Reproduce the material in full, exactly as written.

Items from a dataset.
┌──
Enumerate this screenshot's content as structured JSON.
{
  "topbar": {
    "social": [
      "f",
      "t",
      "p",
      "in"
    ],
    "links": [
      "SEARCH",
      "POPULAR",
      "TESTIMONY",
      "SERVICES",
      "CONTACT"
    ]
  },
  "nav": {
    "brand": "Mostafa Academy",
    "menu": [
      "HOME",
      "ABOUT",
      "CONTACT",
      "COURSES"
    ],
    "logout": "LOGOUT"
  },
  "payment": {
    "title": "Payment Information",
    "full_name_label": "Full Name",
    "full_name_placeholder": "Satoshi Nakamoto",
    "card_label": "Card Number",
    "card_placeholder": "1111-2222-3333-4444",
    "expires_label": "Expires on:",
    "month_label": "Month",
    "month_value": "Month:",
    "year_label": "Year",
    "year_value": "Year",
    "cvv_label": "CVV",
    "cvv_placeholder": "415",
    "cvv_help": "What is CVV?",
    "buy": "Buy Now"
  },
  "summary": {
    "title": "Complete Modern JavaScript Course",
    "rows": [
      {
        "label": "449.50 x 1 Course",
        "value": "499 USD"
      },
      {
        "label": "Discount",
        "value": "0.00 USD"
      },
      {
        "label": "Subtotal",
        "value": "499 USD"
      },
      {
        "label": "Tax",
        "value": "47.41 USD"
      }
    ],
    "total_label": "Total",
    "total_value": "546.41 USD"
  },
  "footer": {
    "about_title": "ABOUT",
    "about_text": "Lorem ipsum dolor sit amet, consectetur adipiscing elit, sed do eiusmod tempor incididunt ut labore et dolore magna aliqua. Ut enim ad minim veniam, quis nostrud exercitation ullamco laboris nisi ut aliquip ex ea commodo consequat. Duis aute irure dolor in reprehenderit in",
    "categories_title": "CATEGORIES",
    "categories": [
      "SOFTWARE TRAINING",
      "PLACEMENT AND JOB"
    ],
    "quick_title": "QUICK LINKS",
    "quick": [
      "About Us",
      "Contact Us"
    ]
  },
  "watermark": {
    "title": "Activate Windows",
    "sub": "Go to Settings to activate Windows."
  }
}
└──
Task answer.
Enumerate this screenshot's content as structured JSON.
{
  "topbar": {
    "social": [
      "f",
      "t",
      "p",
      "in"
    ],
    "links": [
      "SEARCH",
      "POPULAR",
      "TESTIMONY",
      "SERVICES",
      "CONTACT"
    ]
  },
  "nav": {
    "brand": "Mostafa Academy",
    "menu": [
      "HOME",
      "ABOUT",
      "CONTACT",
      "COURSES"
    ],
    "logout": "LOGOUT"
  },
  "payment": {
    "title": "Payment Information",
    "full_name_label": "Full Name",
    "full_name_placeholder": "Satoshi Nakamoto",
    "card_label": "Card Number",
    "card_placeholder": "1111-2222-3333-4444",
    "expires_label": "Expires on:",
    "month_label": "Month",
    "month_value": "Month:",
    "year_label": "Year",
    "year_value": "Year",
    "cvv_label": "CVV",
    "cvv_placeholder": "415",
    "cvv_help": "What is CVV?",
    "buy": "Buy Now"
  },
  "summary": {
    "title": "Complete Modern JavaScript Course",
    "rows": [
      {
        "label": "449.50 x 1 Course",
        "value": "499 USD"
      },
      {
        "label": "Discount",
        "value": "0.00 USD"
      },
      {
        "label": "Subtotal",
        "value": "499 USD"
      },
      {
        "label": "Tax",
        "value": "47.41 USD"
      }
    ],
    "total_label": "Total",
    "total_value": "546.41 USD"
  },
  "footer": {
    "about_title": "ABOUT",
    "about_text": "Lorem ipsum dolor sit amet, consectetur adipiscing elit, sed do eiusmod tempor incididunt ut labore et dolore magna aliqua. Ut enim ad minim veniam, quis nostrud exercitation ullamco laboris nisi ut aliquip ex ea commodo consequat. Duis aute irure dolor in reprehenderit in",
    "categories_title": "CATEGORIES",
    "categories": [
      "SOFTWARE TRAINING",
      "PLACEMENT AND JOB"
    ],
    "quick_title": "QUICK LINKS",
    "quick": [
      "About Us",
      "Contact Us"
    ]
  },
  "watermark": {
    "title": "Activate Windows",
    "sub": "Go to Settings to activate Windows."
  }
}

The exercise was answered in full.